**The problem**
Reproduce every line of the material below, but drop the pictures.

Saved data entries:
>>>>

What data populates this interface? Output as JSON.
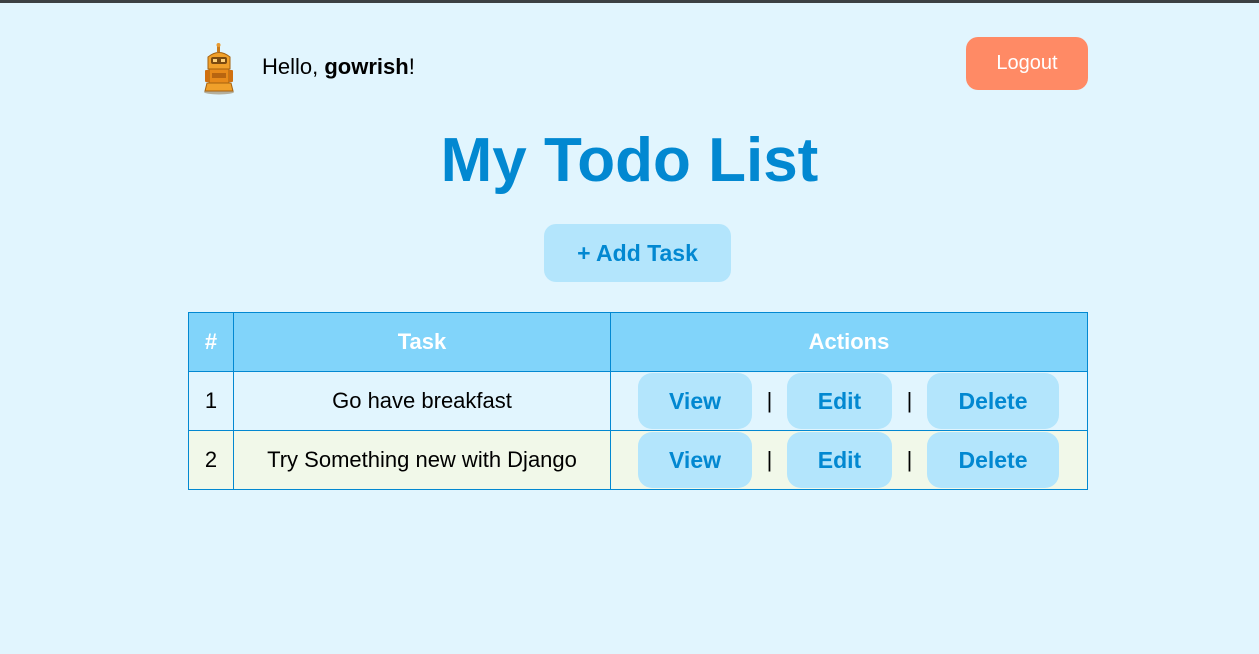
{
  "header": {
    "greeting_prefix": "Hello, ",
    "username": "gowrish",
    "greeting_suffix": "!",
    "logout_label": "Logout"
  },
  "page": {
    "title": "My Todo List",
    "add_task_label": "+ Add Task"
  },
  "table": {
    "columns": [
      "#",
      "Task",
      "Actions"
    ],
    "rows": [
      {
        "num": "1",
        "task": "Go have breakfast",
        "view": "View",
        "edit": "Edit",
        "delete": "Delete"
      },
      {
        "num": "2",
        "task": "Try Something new with Django",
        "view": "View",
        "edit": "Edit",
        "delete": "Delete"
      }
    ],
    "separator": "|"
  },
  "colors": {
    "background": "#e1f5fe",
    "accent": "#0288d1",
    "header_row": "#81d4fa",
    "button_bg": "#b3e5fc",
    "logout_bg": "#ff8a65",
    "alt_row": "#f1f8e9"
  },
  "icons": {
    "avatar": "robot-avatar-icon"
  }
}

<<<<

**Response**
What data populates this interface? Output as JSON.
{
  "header": {
    "greeting_prefix": "Hello, ",
    "username": "gowrish",
    "greeting_suffix": "!",
    "logout_label": "Logout"
  },
  "page": {
    "title": "My Todo List",
    "add_task_label": "+ Add Task"
  },
  "table": {
    "columns": [
      "#",
      "Task",
      "Actions"
    ],
    "rows": [
      {
        "num": "1",
        "task": "Go have breakfast",
        "view": "View",
        "edit": "Edit",
        "delete": "Delete"
      },
      {
        "num": "2",
        "task": "Try Something new with Django",
        "view": "View",
        "edit": "Edit",
        "delete": "Delete"
      }
    ],
    "separator": "|"
  },
  "colors": {
    "background": "#e1f5fe",
    "accent": "#0288d1",
    "header_row": "#81d4fa",
    "button_bg": "#b3e5fc",
    "logout_bg": "#ff8a65",
    "alt_row": "#f1f8e9"
  },
  "icons": {
    "avatar": "robot-avatar-icon"
  }
}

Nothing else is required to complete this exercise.